* REQUIRED WORK: Check each line of the material below for "Duque". Report how many have it, with no other words.

* Saved entries:
********
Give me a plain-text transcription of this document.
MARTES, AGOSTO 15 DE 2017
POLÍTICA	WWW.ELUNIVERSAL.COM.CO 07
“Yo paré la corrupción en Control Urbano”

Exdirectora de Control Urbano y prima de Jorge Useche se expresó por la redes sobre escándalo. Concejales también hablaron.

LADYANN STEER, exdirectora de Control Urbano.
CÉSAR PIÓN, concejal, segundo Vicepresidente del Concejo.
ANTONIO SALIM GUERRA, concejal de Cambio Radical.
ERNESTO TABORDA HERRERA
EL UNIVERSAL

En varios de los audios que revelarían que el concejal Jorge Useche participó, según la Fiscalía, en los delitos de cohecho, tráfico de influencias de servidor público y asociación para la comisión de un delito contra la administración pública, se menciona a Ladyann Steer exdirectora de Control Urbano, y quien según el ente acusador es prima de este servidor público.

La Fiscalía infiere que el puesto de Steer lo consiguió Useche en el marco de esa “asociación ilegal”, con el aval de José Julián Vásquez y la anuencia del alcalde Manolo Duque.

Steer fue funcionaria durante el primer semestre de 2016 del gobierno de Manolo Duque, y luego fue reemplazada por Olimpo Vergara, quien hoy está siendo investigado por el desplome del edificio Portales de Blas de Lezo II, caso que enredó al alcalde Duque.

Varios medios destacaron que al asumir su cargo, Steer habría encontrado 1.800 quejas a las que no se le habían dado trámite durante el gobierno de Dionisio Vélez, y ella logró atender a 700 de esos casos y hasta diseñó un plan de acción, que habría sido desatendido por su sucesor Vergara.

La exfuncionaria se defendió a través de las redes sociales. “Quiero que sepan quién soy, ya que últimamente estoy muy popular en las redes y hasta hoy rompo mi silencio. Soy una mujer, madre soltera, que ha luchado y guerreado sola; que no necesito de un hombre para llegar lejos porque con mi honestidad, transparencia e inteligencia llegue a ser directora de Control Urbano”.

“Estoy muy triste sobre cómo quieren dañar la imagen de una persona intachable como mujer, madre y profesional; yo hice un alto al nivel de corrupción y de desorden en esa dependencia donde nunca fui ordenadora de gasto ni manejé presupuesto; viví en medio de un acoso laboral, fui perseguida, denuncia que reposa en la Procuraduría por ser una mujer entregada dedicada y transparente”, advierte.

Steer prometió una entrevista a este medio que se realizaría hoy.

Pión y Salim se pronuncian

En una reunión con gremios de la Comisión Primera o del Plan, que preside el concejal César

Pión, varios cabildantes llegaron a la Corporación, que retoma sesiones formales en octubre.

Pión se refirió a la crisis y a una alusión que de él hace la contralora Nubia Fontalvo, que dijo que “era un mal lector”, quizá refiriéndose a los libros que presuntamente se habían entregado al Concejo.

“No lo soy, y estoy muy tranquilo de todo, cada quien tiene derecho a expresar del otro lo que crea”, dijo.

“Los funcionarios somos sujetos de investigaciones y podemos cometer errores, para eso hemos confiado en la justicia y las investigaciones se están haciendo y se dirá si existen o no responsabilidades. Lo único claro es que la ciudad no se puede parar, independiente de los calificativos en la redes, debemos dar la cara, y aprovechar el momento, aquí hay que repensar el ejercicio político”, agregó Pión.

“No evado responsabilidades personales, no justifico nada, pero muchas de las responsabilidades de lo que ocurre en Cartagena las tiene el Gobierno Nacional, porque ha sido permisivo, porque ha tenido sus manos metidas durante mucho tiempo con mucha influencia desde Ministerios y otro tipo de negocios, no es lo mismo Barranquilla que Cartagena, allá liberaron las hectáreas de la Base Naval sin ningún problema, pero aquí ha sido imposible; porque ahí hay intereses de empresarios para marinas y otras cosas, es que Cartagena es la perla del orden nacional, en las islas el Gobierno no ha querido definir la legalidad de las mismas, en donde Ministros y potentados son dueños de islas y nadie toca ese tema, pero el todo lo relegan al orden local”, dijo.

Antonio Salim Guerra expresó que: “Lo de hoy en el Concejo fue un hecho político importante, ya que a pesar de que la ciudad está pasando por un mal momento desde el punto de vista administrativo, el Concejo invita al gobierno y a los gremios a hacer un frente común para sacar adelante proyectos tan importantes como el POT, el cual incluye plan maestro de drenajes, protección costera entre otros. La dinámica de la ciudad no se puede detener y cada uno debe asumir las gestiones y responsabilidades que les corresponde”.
********
* OUTPUT BELOW: 2